WHAT IS NEEDED:
Report how many lines below contain the word "name", and give only that number.

DATA TO USE:
++++++++

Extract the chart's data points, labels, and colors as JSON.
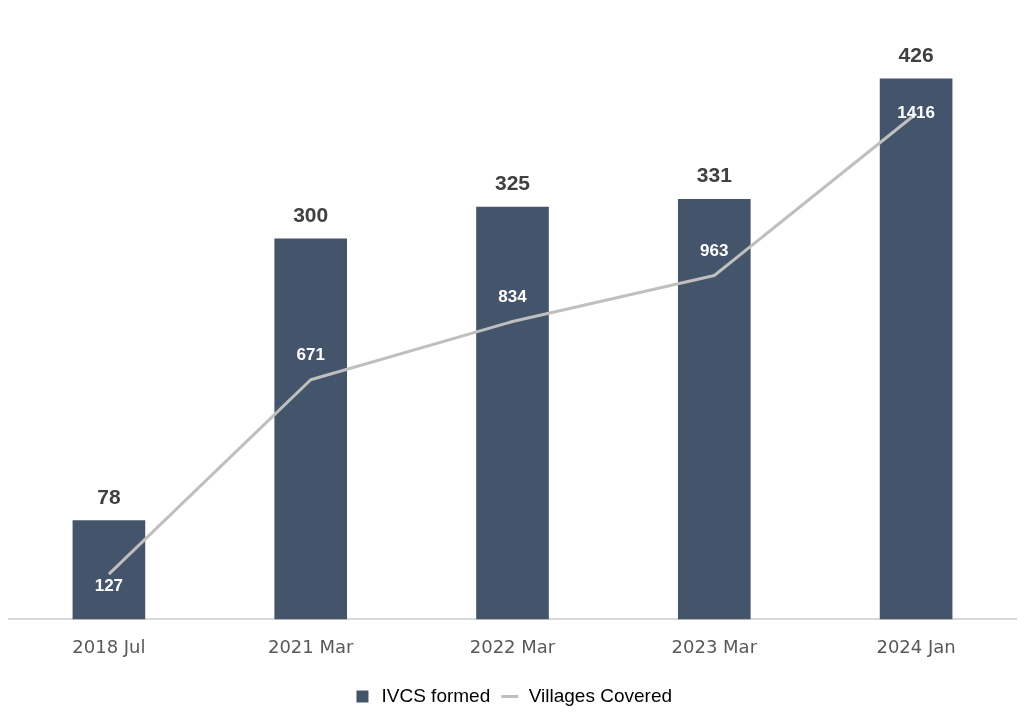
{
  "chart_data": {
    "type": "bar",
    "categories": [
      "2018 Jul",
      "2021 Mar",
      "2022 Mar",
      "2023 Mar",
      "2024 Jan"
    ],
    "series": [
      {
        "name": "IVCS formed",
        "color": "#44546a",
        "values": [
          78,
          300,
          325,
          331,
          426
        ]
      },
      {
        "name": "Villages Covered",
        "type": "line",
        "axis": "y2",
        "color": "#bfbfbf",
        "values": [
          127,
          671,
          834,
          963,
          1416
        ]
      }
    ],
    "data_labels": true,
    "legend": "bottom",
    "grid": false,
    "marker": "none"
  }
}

++++++++

PROBLEM SOLUTION:
2